Given request:
Write out all of the entries exactly, please.

▽

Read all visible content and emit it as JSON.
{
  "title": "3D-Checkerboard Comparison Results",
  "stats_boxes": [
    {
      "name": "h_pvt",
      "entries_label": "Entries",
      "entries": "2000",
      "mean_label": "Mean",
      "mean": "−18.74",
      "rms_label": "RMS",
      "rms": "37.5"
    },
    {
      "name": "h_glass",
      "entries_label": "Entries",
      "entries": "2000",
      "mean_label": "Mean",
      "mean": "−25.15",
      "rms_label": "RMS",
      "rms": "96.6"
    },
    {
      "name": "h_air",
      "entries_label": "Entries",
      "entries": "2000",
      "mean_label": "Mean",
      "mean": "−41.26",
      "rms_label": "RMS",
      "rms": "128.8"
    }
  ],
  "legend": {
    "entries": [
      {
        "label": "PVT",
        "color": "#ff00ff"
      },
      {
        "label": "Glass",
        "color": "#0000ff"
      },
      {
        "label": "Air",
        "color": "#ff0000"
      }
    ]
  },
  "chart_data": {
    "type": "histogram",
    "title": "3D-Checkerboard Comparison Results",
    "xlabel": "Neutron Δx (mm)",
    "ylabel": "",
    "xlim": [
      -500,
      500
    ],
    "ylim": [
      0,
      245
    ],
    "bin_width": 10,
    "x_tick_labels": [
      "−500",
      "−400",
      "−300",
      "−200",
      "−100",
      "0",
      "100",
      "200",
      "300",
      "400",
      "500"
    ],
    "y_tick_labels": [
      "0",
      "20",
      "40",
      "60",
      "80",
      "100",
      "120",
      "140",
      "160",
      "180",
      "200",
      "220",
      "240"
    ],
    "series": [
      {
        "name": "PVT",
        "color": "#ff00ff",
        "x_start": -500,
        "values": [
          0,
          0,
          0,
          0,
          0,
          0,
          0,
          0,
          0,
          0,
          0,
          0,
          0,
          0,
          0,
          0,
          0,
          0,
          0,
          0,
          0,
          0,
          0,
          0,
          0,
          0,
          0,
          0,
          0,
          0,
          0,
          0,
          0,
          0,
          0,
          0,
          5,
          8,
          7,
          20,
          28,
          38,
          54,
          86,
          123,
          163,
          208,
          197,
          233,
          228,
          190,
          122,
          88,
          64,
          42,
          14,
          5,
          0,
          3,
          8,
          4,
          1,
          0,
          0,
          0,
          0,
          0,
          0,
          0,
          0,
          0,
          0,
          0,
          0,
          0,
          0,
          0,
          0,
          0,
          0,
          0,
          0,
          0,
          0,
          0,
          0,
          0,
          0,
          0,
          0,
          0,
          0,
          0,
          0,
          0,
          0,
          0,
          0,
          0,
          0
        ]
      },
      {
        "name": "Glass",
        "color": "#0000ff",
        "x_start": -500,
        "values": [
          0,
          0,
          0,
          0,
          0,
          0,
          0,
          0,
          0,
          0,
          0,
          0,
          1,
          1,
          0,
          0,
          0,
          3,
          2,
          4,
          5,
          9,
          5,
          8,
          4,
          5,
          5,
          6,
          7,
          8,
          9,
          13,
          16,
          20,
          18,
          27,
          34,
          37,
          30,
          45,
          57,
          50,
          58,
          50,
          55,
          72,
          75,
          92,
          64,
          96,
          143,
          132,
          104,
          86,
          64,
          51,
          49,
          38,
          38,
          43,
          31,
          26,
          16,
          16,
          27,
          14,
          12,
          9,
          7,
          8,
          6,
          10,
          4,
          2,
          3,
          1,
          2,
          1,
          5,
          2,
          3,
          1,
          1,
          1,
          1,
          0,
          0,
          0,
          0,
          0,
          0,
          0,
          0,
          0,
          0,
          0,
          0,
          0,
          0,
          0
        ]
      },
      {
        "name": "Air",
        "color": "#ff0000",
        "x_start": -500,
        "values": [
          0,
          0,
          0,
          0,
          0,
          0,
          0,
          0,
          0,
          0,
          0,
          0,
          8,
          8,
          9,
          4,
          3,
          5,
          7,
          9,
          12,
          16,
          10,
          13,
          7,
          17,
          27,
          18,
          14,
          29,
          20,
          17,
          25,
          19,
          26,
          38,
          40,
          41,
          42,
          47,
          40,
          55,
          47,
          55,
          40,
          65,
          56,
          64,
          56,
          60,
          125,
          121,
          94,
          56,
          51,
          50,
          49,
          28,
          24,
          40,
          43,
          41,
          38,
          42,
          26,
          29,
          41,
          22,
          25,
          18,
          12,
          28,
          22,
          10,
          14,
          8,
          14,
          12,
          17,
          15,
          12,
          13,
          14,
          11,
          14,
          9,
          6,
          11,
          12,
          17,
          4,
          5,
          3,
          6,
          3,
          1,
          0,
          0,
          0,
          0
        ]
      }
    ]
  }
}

△

Solution for this exercise:
Read all visible content and emit it as JSON.
{
  "title": "3D-Checkerboard Comparison Results",
  "stats_boxes": [
    {
      "name": "h_pvt",
      "entries_label": "Entries",
      "entries": "2000",
      "mean_label": "Mean",
      "mean": "−18.74",
      "rms_label": "RMS",
      "rms": "37.5"
    },
    {
      "name": "h_glass",
      "entries_label": "Entries",
      "entries": "2000",
      "mean_label": "Mean",
      "mean": "−25.15",
      "rms_label": "RMS",
      "rms": "96.6"
    },
    {
      "name": "h_air",
      "entries_label": "Entries",
      "entries": "2000",
      "mean_label": "Mean",
      "mean": "−41.26",
      "rms_label": "RMS",
      "rms": "128.8"
    }
  ],
  "legend": {
    "entries": [
      {
        "label": "PVT",
        "color": "#ff00ff"
      },
      {
        "label": "Glass",
        "color": "#0000ff"
      },
      {
        "label": "Air",
        "color": "#ff0000"
      }
    ]
  },
  "chart_data": {
    "type": "histogram",
    "title": "3D-Checkerboard Comparison Results",
    "xlabel": "Neutron Δx (mm)",
    "ylabel": "",
    "xlim": [
      -500,
      500
    ],
    "ylim": [
      0,
      245
    ],
    "bin_width": 10,
    "x_tick_labels": [
      "−500",
      "−400",
      "−300",
      "−200",
      "−100",
      "0",
      "100",
      "200",
      "300",
      "400",
      "500"
    ],
    "y_tick_labels": [
      "0",
      "20",
      "40",
      "60",
      "80",
      "100",
      "120",
      "140",
      "160",
      "180",
      "200",
      "220",
      "240"
    ],
    "series": [
      {
        "name": "PVT",
        "color": "#ff00ff",
        "x_start": -500,
        "values": [
          0,
          0,
          0,
          0,
          0,
          0,
          0,
          0,
          0,
          0,
          0,
          0,
          0,
          0,
          0,
          0,
          0,
          0,
          0,
          0,
          0,
          0,
          0,
          0,
          0,
          0,
          0,
          0,
          0,
          0,
          0,
          0,
          0,
          0,
          0,
          0,
          5,
          8,
          7,
          20,
          28,
          38,
          54,
          86,
          123,
          163,
          208,
          197,
          233,
          228,
          190,
          122,
          88,
          64,
          42,
          14,
          5,
          0,
          3,
          8,
          4,
          1,
          0,
          0,
          0,
          0,
          0,
          0,
          0,
          0,
          0,
          0,
          0,
          0,
          0,
          0,
          0,
          0,
          0,
          0,
          0,
          0,
          0,
          0,
          0,
          0,
          0,
          0,
          0,
          0,
          0,
          0,
          0,
          0,
          0,
          0,
          0,
          0,
          0,
          0
        ]
      },
      {
        "name": "Glass",
        "color": "#0000ff",
        "x_start": -500,
        "values": [
          0,
          0,
          0,
          0,
          0,
          0,
          0,
          0,
          0,
          0,
          0,
          0,
          1,
          1,
          0,
          0,
          0,
          3,
          2,
          4,
          5,
          9,
          5,
          8,
          4,
          5,
          5,
          6,
          7,
          8,
          9,
          13,
          16,
          20,
          18,
          27,
          34,
          37,
          30,
          45,
          57,
          50,
          58,
          50,
          55,
          72,
          75,
          92,
          64,
          96,
          143,
          132,
          104,
          86,
          64,
          51,
          49,
          38,
          38,
          43,
          31,
          26,
          16,
          16,
          27,
          14,
          12,
          9,
          7,
          8,
          6,
          10,
          4,
          2,
          3,
          1,
          2,
          1,
          5,
          2,
          3,
          1,
          1,
          1,
          1,
          0,
          0,
          0,
          0,
          0,
          0,
          0,
          0,
          0,
          0,
          0,
          0,
          0,
          0,
          0
        ]
      },
      {
        "name": "Air",
        "color": "#ff0000",
        "x_start": -500,
        "values": [
          0,
          0,
          0,
          0,
          0,
          0,
          0,
          0,
          0,
          0,
          0,
          0,
          8,
          8,
          9,
          4,
          3,
          5,
          7,
          9,
          12,
          16,
          10,
          13,
          7,
          17,
          27,
          18,
          14,
          29,
          20,
          17,
          25,
          19,
          26,
          38,
          40,
          41,
          42,
          47,
          40,
          55,
          47,
          55,
          40,
          65,
          56,
          64,
          56,
          60,
          125,
          121,
          94,
          56,
          51,
          50,
          49,
          28,
          24,
          40,
          43,
          41,
          38,
          42,
          26,
          29,
          41,
          22,
          25,
          18,
          12,
          28,
          22,
          10,
          14,
          8,
          14,
          12,
          17,
          15,
          12,
          13,
          14,
          11,
          14,
          9,
          6,
          11,
          12,
          17,
          4,
          5,
          3,
          6,
          3,
          1,
          0,
          0,
          0,
          0
        ]
      }
    ]
  }
}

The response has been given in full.